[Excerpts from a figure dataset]

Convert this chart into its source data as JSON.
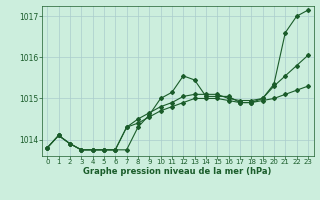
{
  "title": "Graphe pression niveau de la mer (hPa)",
  "bg_color": "#cceedd",
  "grid_color": "#aacccc",
  "line_color": "#1a5c2a",
  "xlim": [
    -0.5,
    23.5
  ],
  "ylim": [
    1013.6,
    1017.25
  ],
  "yticks": [
    1014,
    1015,
    1016,
    1017
  ],
  "xticks": [
    0,
    1,
    2,
    3,
    4,
    5,
    6,
    7,
    8,
    9,
    10,
    11,
    12,
    13,
    14,
    15,
    16,
    17,
    18,
    19,
    20,
    21,
    22,
    23
  ],
  "series1_x": [
    0,
    1,
    2,
    3,
    4,
    5,
    6,
    7,
    8,
    9,
    10,
    11,
    12,
    13,
    14,
    15,
    16,
    17,
    18,
    19,
    20,
    21,
    22,
    23
  ],
  "series1_y": [
    1013.8,
    1014.1,
    1013.9,
    1013.75,
    1013.75,
    1013.75,
    1013.75,
    1013.75,
    1014.3,
    1014.6,
    1015.0,
    1015.15,
    1015.55,
    1015.45,
    1015.05,
    1015.05,
    1015.05,
    1014.9,
    1014.9,
    1015.0,
    1015.35,
    1016.6,
    1017.0,
    1017.15
  ],
  "series2_x": [
    0,
    1,
    2,
    3,
    4,
    5,
    6,
    7,
    8,
    9,
    10,
    11,
    12,
    13,
    14,
    15,
    16,
    17,
    18,
    19,
    20,
    21,
    22,
    23
  ],
  "series2_y": [
    1013.8,
    1014.1,
    1013.9,
    1013.75,
    1013.75,
    1013.75,
    1013.75,
    1014.3,
    1014.5,
    1014.65,
    1014.8,
    1014.9,
    1015.05,
    1015.1,
    1015.1,
    1015.1,
    1015.0,
    1014.95,
    1014.95,
    1015.0,
    1015.3,
    1015.55,
    1015.8,
    1016.05
  ],
  "series3_x": [
    0,
    1,
    2,
    3,
    4,
    5,
    6,
    7,
    8,
    9,
    10,
    11,
    12,
    13,
    14,
    15,
    16,
    17,
    18,
    19,
    20,
    21,
    22,
    23
  ],
  "series3_y": [
    1013.8,
    1014.1,
    1013.9,
    1013.75,
    1013.75,
    1013.75,
    1013.75,
    1014.3,
    1014.4,
    1014.55,
    1014.7,
    1014.8,
    1014.9,
    1015.0,
    1015.0,
    1015.0,
    1014.95,
    1014.9,
    1014.9,
    1014.95,
    1015.0,
    1015.1,
    1015.2,
    1015.3
  ],
  "marker": "D",
  "markersize": 2.0,
  "linewidth": 0.8,
  "title_fontsize": 6.0,
  "tick_fontsize": 5.0
}
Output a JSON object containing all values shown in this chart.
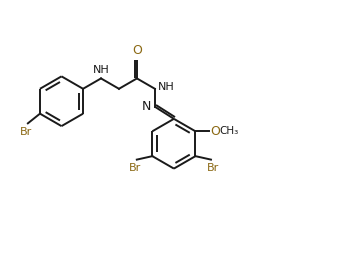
{
  "bg_color": "#ffffff",
  "line_color": "#1a1a1a",
  "br_color": "#8B6914",
  "o_color": "#8B6914",
  "n_color": "#1a1a1a",
  "line_width": 1.4,
  "figsize": [
    3.51,
    2.56
  ],
  "dpi": 100,
  "xlim": [
    0,
    10
  ],
  "ylim": [
    0,
    7.15
  ]
}
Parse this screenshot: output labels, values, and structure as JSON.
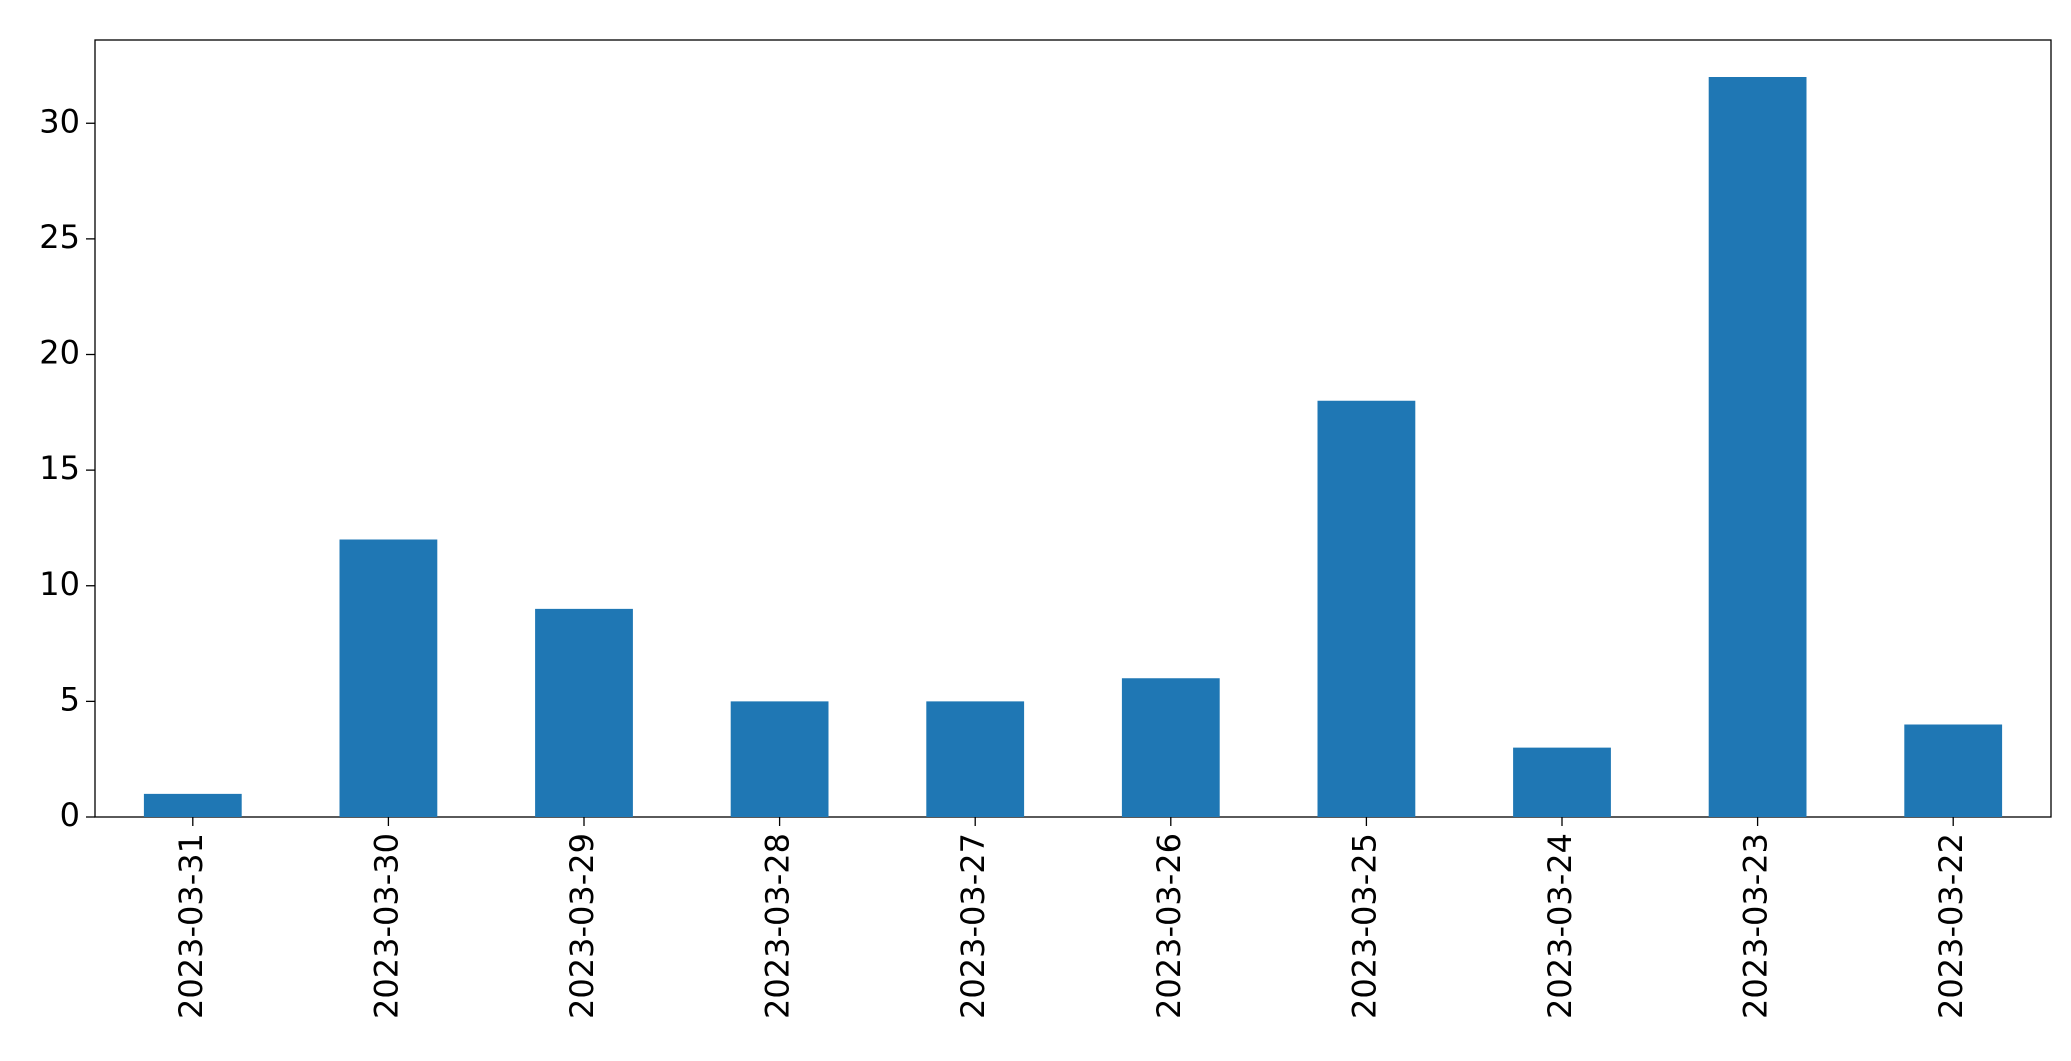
{
  "chart_data": {
    "type": "bar",
    "categories": [
      "2023-03-31",
      "2023-03-30",
      "2023-03-29",
      "2023-03-28",
      "2023-03-27",
      "2023-03-26",
      "2023-03-25",
      "2023-03-24",
      "2023-03-23",
      "2023-03-22"
    ],
    "values": [
      1,
      12,
      9,
      5,
      5,
      6,
      18,
      3,
      32,
      4
    ],
    "color": "#1f77b4",
    "ylim": [
      0,
      33.6
    ],
    "yticks": [
      0,
      5,
      10,
      15,
      20,
      25,
      30
    ],
    "grid": false
  }
}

### WHAT IS NEEDED
Keep the pictures out and write out the records exactly.

### FULL OUTPUT
Convert this chart into its source data as JSON.
{
  "title": "Graphe pression niveau de la mer (hPa)",
  "bg_color": "#cceedd",
  "grid_color": "#aacccc",
  "line_color": "#1a5c2a",
  "xlim": [
    -0.5,
    23.5
  ],
  "ylim": [
    1013.6,
    1017.25
  ],
  "yticks": [
    1014,
    1015,
    1016,
    1017
  ],
  "xticks": [
    0,
    1,
    2,
    3,
    4,
    5,
    6,
    7,
    8,
    9,
    10,
    11,
    12,
    13,
    14,
    15,
    16,
    17,
    18,
    19,
    20,
    21,
    22,
    23
  ],
  "series1_x": [
    0,
    1,
    2,
    3,
    4,
    5,
    6,
    7,
    8,
    9,
    10,
    11,
    12,
    13,
    14,
    15,
    16,
    17,
    18,
    19,
    20,
    21,
    22,
    23
  ],
  "series1_y": [
    1013.8,
    1014.1,
    1013.9,
    1013.75,
    1013.75,
    1013.75,
    1013.75,
    1013.75,
    1014.3,
    1014.6,
    1015.0,
    1015.15,
    1015.55,
    1015.45,
    1015.05,
    1015.05,
    1015.05,
    1014.9,
    1014.9,
    1015.0,
    1015.35,
    1016.6,
    1017.0,
    1017.15
  ],
  "series2_x": [
    0,
    1,
    2,
    3,
    4,
    5,
    6,
    7,
    8,
    9,
    10,
    11,
    12,
    13,
    14,
    15,
    16,
    17,
    18,
    19,
    20,
    21,
    22,
    23
  ],
  "series2_y": [
    1013.8,
    1014.1,
    1013.9,
    1013.75,
    1013.75,
    1013.75,
    1013.75,
    1014.3,
    1014.5,
    1014.65,
    1014.8,
    1014.9,
    1015.05,
    1015.1,
    1015.1,
    1015.1,
    1015.0,
    1014.95,
    1014.95,
    1015.0,
    1015.3,
    1015.55,
    1015.8,
    1016.05
  ],
  "series3_x": [
    0,
    1,
    2,
    3,
    4,
    5,
    6,
    7,
    8,
    9,
    10,
    11,
    12,
    13,
    14,
    15,
    16,
    17,
    18,
    19,
    20,
    21,
    22,
    23
  ],
  "series3_y": [
    1013.8,
    1014.1,
    1013.9,
    1013.75,
    1013.75,
    1013.75,
    1013.75,
    1014.3,
    1014.4,
    1014.55,
    1014.7,
    1014.8,
    1014.9,
    1015.0,
    1015.0,
    1015.0,
    1014.95,
    1014.9,
    1014.9,
    1014.95,
    1015.0,
    1015.1,
    1015.2,
    1015.3
  ],
  "marker": "D",
  "markersize": 2.0,
  "linewidth": 0.8,
  "title_fontsize": 6.0,
  "tick_fontsize": 5.0
}
Output a JSON object containing all values shown in this chart.
{
  "bg_color": "#ffffff",
  "line_color": "#1a1a1a",
  "br_color": "#8B6914",
  "o_color": "#8B6914",
  "n_color": "#1a1a1a",
  "line_width": 1.4,
  "figsize": [
    3.51,
    2.56
  ],
  "dpi": 100,
  "xlim": [
    0,
    10
  ],
  "ylim": [
    0,
    7.15
  ]
}
Parse this screenshot: output labels, values, and structure as JSON.
{
  "chart_data": {
    "type": "bar",
    "categories": [
      "2023-03-31",
      "2023-03-30",
      "2023-03-29",
      "2023-03-28",
      "2023-03-27",
      "2023-03-26",
      "2023-03-25",
      "2023-03-24",
      "2023-03-23",
      "2023-03-22"
    ],
    "values": [
      1,
      12,
      9,
      5,
      5,
      6,
      18,
      3,
      32,
      4
    ],
    "color": "#1f77b4",
    "ylim": [
      0,
      33.6
    ],
    "yticks": [
      0,
      5,
      10,
      15,
      20,
      25,
      30
    ],
    "grid": false
  }
}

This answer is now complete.